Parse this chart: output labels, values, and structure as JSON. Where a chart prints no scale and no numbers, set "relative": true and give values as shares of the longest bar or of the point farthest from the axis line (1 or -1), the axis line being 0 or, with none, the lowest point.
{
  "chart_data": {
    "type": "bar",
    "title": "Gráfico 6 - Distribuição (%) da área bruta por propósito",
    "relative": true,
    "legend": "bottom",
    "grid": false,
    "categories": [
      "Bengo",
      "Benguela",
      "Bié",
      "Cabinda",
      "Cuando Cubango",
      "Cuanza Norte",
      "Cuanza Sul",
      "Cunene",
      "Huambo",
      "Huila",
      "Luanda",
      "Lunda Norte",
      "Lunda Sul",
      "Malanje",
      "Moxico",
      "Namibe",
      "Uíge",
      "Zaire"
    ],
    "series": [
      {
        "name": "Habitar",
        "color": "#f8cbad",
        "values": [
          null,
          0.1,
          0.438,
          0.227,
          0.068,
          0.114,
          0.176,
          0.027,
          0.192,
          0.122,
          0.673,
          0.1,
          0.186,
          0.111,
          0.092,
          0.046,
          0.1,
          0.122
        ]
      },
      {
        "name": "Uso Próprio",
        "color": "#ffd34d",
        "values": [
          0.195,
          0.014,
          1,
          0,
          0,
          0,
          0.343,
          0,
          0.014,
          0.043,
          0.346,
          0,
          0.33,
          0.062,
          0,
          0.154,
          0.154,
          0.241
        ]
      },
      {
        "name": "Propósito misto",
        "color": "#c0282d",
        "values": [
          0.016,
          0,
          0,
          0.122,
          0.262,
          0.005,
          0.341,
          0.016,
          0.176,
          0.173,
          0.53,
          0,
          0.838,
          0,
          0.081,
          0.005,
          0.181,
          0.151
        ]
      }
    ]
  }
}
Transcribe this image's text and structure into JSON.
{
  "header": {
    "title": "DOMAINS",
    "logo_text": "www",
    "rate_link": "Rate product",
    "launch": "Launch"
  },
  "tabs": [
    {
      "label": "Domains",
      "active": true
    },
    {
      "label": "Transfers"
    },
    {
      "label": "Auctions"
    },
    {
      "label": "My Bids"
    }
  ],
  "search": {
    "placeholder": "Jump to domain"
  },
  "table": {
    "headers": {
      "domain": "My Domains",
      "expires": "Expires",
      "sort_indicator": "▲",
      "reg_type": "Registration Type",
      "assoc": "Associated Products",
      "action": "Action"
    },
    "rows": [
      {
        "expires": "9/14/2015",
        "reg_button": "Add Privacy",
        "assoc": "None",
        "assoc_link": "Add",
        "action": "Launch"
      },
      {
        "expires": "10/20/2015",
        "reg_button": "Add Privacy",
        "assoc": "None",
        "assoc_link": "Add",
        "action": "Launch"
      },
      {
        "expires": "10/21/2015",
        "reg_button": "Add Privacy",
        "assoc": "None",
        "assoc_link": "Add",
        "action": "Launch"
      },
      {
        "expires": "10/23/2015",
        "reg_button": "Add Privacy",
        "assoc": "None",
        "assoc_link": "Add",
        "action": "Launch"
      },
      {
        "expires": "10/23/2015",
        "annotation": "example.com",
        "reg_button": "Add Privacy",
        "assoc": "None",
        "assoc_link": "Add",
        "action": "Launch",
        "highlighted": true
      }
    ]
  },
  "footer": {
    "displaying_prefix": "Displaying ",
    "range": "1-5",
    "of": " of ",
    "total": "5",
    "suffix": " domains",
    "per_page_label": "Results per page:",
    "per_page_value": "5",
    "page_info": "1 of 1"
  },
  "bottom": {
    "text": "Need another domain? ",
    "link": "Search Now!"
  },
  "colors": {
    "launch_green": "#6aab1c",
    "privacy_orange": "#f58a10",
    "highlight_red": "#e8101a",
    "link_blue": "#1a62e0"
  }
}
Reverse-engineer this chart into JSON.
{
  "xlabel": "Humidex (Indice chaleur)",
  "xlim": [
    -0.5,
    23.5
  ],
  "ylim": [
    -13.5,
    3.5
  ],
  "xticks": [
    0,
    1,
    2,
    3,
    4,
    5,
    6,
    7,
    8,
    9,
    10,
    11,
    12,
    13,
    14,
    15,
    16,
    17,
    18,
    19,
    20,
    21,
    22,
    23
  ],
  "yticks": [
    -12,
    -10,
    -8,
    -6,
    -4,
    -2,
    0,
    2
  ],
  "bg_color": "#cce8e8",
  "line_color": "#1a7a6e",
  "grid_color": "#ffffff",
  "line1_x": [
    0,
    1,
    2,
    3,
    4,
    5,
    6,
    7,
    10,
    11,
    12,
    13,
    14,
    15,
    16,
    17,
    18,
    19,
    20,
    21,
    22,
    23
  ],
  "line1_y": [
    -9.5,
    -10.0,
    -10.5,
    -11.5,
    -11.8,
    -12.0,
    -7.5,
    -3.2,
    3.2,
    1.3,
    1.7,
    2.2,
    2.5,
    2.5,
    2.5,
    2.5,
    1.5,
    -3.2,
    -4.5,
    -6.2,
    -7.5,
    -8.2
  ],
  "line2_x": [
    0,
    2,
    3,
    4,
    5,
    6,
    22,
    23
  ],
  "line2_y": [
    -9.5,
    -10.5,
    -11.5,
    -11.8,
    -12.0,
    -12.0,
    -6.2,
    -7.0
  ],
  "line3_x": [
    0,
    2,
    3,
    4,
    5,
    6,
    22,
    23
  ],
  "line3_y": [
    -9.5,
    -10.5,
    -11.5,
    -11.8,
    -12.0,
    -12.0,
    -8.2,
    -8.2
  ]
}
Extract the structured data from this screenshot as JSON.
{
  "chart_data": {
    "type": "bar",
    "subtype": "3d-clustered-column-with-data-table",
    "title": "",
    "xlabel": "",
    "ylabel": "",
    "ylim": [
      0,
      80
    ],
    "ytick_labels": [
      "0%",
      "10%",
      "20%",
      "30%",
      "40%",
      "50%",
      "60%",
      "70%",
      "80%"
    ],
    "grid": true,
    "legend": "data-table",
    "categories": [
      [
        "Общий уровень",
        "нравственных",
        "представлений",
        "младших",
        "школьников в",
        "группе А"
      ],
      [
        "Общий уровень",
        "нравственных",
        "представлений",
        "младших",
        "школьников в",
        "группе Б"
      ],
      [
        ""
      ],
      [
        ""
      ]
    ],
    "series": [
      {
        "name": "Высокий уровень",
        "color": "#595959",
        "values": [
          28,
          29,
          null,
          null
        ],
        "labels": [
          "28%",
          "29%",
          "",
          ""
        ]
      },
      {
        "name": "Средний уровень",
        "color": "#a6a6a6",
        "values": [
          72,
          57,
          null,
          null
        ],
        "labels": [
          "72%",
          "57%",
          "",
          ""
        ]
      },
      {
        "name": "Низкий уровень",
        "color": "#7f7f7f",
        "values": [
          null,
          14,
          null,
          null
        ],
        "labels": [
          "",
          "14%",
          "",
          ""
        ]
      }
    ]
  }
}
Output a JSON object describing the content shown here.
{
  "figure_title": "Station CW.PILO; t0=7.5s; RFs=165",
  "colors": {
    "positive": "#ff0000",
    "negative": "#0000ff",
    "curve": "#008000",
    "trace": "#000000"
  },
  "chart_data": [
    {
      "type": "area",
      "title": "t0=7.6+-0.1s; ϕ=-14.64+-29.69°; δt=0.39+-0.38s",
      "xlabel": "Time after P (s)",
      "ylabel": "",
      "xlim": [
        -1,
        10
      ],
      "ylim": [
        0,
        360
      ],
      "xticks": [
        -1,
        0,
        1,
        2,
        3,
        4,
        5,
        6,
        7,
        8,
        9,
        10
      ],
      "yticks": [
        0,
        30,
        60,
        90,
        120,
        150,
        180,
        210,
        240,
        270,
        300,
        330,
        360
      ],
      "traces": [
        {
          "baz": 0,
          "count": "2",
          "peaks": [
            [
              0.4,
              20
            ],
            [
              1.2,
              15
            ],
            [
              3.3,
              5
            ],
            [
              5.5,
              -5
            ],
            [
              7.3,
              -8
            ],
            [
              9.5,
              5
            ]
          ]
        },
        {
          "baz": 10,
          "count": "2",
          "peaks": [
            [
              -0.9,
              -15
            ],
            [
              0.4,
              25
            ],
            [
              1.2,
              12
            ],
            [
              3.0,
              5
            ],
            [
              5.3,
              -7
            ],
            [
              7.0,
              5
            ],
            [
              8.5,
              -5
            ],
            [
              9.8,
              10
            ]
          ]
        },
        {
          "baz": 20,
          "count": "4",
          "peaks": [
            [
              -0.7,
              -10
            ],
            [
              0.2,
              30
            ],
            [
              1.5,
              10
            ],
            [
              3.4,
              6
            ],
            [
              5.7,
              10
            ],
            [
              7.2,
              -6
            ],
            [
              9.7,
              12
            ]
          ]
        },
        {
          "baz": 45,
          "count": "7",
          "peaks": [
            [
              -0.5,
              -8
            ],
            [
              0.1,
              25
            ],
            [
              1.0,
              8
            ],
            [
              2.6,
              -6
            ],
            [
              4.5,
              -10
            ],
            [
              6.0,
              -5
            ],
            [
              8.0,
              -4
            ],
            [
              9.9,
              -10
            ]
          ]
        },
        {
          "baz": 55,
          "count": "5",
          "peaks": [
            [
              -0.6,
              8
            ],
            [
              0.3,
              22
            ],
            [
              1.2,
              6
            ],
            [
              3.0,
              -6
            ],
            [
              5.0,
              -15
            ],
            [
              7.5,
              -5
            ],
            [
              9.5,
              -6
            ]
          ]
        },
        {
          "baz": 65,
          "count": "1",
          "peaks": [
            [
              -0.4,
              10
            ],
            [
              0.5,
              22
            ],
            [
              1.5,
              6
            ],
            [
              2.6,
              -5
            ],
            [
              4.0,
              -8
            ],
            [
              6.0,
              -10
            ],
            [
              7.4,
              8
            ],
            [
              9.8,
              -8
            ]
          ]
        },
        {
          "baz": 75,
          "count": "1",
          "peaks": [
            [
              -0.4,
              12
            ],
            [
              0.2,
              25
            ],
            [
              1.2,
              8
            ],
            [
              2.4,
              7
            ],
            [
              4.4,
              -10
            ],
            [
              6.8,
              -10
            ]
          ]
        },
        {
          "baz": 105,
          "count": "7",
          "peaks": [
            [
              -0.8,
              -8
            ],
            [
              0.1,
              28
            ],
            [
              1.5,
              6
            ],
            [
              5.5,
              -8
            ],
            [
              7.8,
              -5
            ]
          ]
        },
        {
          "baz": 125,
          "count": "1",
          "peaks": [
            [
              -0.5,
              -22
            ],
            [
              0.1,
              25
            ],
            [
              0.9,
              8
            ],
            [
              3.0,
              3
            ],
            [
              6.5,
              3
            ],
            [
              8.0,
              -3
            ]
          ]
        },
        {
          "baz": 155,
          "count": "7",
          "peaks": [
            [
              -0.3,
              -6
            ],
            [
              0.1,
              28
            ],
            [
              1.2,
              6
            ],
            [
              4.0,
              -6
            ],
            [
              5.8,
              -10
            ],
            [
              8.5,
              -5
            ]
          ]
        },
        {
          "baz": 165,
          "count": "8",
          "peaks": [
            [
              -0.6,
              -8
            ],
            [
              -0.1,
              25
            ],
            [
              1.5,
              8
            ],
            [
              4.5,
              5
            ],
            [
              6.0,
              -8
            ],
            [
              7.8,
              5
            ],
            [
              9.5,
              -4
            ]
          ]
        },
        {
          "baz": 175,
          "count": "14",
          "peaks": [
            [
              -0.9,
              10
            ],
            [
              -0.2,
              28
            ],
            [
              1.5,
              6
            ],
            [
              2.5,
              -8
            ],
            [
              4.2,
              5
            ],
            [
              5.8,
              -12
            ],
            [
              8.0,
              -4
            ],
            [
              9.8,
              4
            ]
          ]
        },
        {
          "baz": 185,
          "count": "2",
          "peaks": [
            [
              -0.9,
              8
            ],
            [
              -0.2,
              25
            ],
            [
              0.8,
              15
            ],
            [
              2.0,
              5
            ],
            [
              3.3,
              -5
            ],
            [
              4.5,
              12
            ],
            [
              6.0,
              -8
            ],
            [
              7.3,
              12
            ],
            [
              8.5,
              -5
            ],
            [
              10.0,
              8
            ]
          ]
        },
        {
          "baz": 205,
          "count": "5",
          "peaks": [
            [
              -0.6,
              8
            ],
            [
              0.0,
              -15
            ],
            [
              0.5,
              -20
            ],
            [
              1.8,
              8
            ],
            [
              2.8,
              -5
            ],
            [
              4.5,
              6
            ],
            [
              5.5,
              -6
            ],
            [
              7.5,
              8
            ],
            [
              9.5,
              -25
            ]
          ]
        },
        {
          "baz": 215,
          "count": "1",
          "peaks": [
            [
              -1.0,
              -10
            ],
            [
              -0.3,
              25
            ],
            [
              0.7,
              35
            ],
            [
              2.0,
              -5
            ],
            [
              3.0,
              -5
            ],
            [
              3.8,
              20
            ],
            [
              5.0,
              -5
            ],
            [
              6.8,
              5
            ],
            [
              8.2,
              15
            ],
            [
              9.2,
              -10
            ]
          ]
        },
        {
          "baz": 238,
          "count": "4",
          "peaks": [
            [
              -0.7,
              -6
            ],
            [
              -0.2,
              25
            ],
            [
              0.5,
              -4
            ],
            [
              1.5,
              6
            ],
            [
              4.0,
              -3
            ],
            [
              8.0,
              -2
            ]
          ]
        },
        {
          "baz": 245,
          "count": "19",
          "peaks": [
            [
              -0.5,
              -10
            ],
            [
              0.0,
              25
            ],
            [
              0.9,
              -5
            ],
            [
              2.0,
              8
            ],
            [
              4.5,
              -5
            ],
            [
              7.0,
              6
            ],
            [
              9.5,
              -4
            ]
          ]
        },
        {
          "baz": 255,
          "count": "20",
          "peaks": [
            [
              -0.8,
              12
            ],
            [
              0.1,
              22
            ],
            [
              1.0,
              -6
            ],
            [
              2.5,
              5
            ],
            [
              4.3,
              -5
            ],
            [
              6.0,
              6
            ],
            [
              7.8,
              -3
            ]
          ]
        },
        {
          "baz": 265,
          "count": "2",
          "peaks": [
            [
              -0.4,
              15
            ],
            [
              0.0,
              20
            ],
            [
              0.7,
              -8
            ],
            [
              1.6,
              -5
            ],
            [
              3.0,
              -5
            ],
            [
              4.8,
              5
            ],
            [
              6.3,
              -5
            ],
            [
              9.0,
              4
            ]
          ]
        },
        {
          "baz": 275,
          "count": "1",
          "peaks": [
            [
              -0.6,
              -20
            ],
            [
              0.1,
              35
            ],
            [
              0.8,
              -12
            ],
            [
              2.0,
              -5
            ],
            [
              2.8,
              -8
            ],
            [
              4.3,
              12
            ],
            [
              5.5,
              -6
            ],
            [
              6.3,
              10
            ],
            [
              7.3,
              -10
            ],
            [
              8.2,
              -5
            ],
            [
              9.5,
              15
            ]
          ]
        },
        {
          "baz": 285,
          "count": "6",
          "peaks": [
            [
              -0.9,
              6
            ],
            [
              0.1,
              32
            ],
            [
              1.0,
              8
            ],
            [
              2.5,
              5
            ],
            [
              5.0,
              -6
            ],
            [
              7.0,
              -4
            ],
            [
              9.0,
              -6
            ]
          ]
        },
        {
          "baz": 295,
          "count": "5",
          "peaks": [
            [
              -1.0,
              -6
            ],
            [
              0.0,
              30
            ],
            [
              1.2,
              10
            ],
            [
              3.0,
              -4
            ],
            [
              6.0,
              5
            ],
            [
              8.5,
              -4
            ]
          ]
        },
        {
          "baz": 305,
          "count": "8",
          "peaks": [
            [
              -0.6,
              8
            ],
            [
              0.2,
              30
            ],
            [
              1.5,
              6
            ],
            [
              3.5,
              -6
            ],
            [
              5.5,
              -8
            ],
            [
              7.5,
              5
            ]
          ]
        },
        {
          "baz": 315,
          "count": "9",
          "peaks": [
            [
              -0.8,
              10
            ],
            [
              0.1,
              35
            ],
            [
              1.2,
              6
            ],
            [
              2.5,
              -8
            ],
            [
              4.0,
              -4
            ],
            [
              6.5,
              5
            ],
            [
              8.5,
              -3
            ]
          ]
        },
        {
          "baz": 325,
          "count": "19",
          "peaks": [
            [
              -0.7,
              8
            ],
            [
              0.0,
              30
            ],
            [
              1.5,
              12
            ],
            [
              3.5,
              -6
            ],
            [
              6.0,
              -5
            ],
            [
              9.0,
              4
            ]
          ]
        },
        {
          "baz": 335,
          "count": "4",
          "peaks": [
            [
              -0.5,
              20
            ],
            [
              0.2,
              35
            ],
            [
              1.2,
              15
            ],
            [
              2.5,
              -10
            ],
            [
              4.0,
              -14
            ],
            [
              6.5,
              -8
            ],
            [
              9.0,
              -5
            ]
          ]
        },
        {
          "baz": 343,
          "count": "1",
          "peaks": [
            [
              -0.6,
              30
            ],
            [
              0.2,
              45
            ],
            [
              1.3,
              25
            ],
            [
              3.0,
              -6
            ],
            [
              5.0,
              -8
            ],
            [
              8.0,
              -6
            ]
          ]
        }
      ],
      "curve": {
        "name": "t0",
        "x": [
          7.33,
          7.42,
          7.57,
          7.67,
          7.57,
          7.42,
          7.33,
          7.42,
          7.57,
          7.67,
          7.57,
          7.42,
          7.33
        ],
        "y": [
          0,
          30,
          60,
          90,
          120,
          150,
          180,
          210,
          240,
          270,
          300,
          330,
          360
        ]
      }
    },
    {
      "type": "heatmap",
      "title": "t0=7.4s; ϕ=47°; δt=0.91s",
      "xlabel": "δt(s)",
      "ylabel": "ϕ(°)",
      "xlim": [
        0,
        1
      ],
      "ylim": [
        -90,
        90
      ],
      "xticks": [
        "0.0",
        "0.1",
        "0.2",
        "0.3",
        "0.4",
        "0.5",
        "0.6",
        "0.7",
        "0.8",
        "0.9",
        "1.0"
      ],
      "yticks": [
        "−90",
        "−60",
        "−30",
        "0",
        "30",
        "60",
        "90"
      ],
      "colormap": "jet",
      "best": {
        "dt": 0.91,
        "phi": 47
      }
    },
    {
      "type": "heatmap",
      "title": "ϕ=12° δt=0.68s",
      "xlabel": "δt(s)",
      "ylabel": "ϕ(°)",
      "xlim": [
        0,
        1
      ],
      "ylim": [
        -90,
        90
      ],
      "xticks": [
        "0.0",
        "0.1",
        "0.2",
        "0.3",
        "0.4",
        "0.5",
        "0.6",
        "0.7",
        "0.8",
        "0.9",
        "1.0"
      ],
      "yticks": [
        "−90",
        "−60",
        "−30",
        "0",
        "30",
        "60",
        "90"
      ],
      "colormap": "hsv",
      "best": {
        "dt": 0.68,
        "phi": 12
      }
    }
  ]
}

▶ _Exercise prompt_: How many of the listing's lines contain "into"? Respond with a single number and nothing else.

▶ _Full output_: 2